**Your task**: Locate all lines with the word "supradicta" and copy them out.

[Data entries]
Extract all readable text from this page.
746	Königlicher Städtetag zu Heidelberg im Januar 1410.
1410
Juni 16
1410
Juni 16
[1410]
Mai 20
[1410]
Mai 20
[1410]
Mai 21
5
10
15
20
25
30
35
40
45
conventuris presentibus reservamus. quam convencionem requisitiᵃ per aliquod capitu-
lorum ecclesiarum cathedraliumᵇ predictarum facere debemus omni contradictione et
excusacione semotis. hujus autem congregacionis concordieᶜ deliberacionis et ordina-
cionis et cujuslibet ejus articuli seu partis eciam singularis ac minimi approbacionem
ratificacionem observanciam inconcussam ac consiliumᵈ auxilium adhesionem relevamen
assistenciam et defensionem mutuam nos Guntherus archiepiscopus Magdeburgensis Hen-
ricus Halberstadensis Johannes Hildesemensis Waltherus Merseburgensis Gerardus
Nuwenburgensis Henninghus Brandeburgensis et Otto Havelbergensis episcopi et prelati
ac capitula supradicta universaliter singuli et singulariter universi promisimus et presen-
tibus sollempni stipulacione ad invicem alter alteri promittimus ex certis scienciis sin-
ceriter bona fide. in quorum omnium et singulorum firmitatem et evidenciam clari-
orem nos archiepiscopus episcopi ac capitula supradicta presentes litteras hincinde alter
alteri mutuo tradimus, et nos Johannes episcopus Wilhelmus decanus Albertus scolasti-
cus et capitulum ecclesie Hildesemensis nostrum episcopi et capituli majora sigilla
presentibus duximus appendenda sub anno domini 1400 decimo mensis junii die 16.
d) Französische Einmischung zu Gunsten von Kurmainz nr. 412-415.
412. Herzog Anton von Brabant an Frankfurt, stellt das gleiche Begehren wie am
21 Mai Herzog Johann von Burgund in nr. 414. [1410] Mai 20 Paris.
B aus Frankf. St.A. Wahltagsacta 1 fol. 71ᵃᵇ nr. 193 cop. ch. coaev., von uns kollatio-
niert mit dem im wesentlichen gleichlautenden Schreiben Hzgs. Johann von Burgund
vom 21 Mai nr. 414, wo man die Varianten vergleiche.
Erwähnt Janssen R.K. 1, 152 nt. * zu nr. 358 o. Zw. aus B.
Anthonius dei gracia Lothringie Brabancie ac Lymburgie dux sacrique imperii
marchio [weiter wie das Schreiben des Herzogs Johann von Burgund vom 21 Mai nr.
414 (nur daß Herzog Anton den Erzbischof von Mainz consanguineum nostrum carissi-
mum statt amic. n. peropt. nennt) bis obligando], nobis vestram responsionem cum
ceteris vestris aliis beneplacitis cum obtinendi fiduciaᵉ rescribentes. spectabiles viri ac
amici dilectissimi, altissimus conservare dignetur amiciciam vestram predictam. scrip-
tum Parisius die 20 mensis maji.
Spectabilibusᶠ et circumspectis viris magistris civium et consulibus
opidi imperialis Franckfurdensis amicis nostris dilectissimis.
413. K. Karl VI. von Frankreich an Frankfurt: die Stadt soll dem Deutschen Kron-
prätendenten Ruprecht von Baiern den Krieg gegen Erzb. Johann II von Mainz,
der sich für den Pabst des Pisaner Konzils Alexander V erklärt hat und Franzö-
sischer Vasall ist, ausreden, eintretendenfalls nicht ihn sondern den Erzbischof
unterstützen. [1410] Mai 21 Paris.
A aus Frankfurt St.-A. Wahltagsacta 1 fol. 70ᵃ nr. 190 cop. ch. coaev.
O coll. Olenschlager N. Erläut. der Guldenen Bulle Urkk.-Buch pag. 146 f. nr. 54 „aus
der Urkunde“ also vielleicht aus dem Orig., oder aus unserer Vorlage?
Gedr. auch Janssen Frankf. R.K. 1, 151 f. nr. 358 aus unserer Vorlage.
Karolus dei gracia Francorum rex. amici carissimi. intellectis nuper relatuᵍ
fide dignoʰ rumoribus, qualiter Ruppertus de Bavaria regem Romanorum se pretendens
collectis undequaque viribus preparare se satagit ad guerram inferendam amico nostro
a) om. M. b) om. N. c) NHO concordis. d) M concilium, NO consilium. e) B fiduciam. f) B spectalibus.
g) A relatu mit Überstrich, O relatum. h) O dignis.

**Response**:
ac capitula supradicta universaliter singuli et singulariter universi promisimus et presen-
orem nos archiepiscopus episcopi ac capitula supradicta presentes litteras hincinde alter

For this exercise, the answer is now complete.